## Exercise details
Every entry must be duplicated precisely as written.

# START OF Provided information

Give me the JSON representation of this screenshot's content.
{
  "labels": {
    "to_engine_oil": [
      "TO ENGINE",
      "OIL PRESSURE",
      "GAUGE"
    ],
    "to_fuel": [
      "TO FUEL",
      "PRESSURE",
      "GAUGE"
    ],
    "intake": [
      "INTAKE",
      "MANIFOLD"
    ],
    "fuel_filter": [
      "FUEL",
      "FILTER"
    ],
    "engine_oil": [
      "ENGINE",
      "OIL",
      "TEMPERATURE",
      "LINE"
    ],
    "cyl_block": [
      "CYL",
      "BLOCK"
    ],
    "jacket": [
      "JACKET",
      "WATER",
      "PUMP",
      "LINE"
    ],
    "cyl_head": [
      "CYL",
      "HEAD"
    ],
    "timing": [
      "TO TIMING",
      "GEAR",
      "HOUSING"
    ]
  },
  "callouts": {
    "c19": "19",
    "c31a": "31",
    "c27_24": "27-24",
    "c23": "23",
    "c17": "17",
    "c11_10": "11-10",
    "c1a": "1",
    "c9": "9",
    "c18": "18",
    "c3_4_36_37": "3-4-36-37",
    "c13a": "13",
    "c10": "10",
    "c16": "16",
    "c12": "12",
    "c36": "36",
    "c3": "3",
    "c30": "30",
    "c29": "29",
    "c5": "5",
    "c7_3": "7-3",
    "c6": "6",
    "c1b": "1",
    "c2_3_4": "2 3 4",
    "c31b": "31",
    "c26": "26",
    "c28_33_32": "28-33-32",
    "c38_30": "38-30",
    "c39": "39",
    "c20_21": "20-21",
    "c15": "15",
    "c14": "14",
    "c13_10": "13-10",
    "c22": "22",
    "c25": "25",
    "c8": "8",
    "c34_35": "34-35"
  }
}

# END OF Provided information

## Solution for this task
Give me the JSON representation of this screenshot's content.
{
  "labels": {
    "to_engine_oil": [
      "TO ENGINE",
      "OIL PRESSURE",
      "GAUGE"
    ],
    "to_fuel": [
      "TO FUEL",
      "PRESSURE",
      "GAUGE"
    ],
    "intake": [
      "INTAKE",
      "MANIFOLD"
    ],
    "fuel_filter": [
      "FUEL",
      "FILTER"
    ],
    "engine_oil": [
      "ENGINE",
      "OIL",
      "TEMPERATURE",
      "LINE"
    ],
    "cyl_block": [
      "CYL",
      "BLOCK"
    ],
    "jacket": [
      "JACKET",
      "WATER",
      "PUMP",
      "LINE"
    ],
    "cyl_head": [
      "CYL",
      "HEAD"
    ],
    "timing": [
      "TO TIMING",
      "GEAR",
      "HOUSING"
    ]
  },
  "callouts": {
    "c19": "19",
    "c31a": "31",
    "c27_24": "27-24",
    "c23": "23",
    "c17": "17",
    "c11_10": "11-10",
    "c1a": "1",
    "c9": "9",
    "c18": "18",
    "c3_4_36_37": "3-4-36-37",
    "c13a": "13",
    "c10": "10",
    "c16": "16",
    "c12": "12",
    "c36": "36",
    "c3": "3",
    "c30": "30",
    "c29": "29",
    "c5": "5",
    "c7_3": "7-3",
    "c6": "6",
    "c1b": "1",
    "c2_3_4": "2 3 4",
    "c31b": "31",
    "c26": "26",
    "c28_33_32": "28-33-32",
    "c38_30": "38-30",
    "c39": "39",
    "c20_21": "20-21",
    "c15": "15",
    "c14": "14",
    "c13_10": "13-10",
    "c22": "22",
    "c25": "25",
    "c8": "8",
    "c34_35": "34-35"
  }
}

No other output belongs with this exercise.